::: Raw records :::
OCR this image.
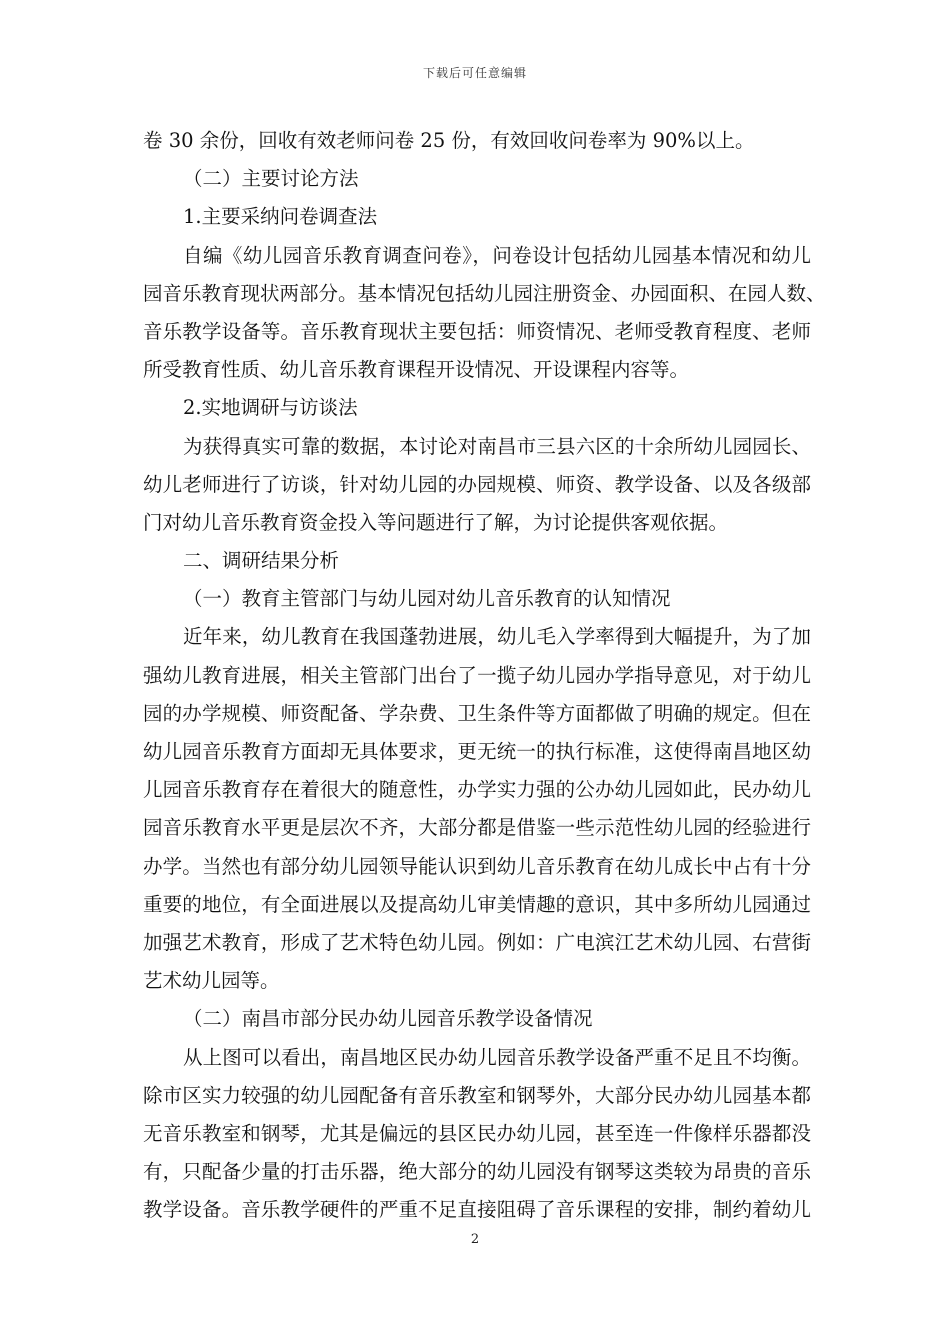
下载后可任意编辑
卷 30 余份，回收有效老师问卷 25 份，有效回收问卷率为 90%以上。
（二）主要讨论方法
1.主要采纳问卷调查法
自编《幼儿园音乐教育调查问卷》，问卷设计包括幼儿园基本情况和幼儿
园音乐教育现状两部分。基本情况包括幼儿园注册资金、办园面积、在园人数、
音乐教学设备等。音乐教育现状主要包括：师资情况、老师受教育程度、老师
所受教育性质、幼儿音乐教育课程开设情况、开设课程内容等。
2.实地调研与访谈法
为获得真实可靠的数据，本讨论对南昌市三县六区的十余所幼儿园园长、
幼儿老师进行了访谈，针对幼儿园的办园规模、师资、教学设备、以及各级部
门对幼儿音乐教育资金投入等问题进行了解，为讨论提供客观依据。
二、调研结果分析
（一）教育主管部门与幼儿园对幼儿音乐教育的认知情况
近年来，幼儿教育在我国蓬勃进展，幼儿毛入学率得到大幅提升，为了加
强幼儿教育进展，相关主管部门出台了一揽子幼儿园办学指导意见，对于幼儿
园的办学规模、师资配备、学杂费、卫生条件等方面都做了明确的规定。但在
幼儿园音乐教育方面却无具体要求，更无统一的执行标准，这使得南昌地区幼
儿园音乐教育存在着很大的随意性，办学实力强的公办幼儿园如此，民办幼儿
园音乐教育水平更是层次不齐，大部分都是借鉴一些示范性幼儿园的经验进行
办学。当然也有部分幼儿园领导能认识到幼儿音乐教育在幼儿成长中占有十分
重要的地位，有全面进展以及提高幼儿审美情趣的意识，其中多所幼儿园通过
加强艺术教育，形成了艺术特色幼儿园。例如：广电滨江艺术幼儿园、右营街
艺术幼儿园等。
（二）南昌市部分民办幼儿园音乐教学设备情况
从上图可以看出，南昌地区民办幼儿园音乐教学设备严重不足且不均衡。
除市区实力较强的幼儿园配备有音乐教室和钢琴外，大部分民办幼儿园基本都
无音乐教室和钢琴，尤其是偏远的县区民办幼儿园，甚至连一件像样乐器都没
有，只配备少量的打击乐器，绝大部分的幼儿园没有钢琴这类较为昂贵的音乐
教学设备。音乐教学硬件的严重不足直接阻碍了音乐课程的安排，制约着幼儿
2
:::
Work required:
Copy the material above in full and exactly, skipping pictures.

Output below:
OCR this image.
下载后可任意编辑
卷 30 余份，回收有效老师问卷 25 份，有效回收问卷率为 90%以上。
（二）主要讨论方法
1.主要采纳问卷调查法
自编《幼儿园音乐教育调查问卷》，问卷设计包括幼儿园基本情况和幼儿
园音乐教育现状两部分。基本情况包括幼儿园注册资金、办园面积、在园人数、
音乐教学设备等。音乐教育现状主要包括：师资情况、老师受教育程度、老师
所受教育性质、幼儿音乐教育课程开设情况、开设课程内容等。
2.实地调研与访谈法
为获得真实可靠的数据，本讨论对南昌市三县六区的十余所幼儿园园长、
幼儿老师进行了访谈，针对幼儿园的办园规模、师资、教学设备、以及各级部
门对幼儿音乐教育资金投入等问题进行了解，为讨论提供客观依据。
二、调研结果分析
（一）教育主管部门与幼儿园对幼儿音乐教育的认知情况
近年来，幼儿教育在我国蓬勃进展，幼儿毛入学率得到大幅提升，为了加
强幼儿教育进展，相关主管部门出台了一揽子幼儿园办学指导意见，对于幼儿
园的办学规模、师资配备、学杂费、卫生条件等方面都做了明确的规定。但在
幼儿园音乐教育方面却无具体要求，更无统一的执行标准，这使得南昌地区幼
儿园音乐教育存在着很大的随意性，办学实力强的公办幼儿园如此，民办幼儿
园音乐教育水平更是层次不齐，大部分都是借鉴一些示范性幼儿园的经验进行
办学。当然也有部分幼儿园领导能认识到幼儿音乐教育在幼儿成长中占有十分
重要的地位，有全面进展以及提高幼儿审美情趣的意识，其中多所幼儿园通过
加强艺术教育，形成了艺术特色幼儿园。例如：广电滨江艺术幼儿园、右营街
艺术幼儿园等。
（二）南昌市部分民办幼儿园音乐教学设备情况
从上图可以看出，南昌地区民办幼儿园音乐教学设备严重不足且不均衡。
除市区实力较强的幼儿园配备有音乐教室和钢琴外，大部分民办幼儿园基本都
无音乐教室和钢琴，尤其是偏远的县区民办幼儿园，甚至连一件像样乐器都没
有，只配备少量的打击乐器，绝大部分的幼儿园没有钢琴这类较为昂贵的音乐
教学设备。音乐教学硬件的严重不足直接阻碍了音乐课程的安排，制约着幼儿
2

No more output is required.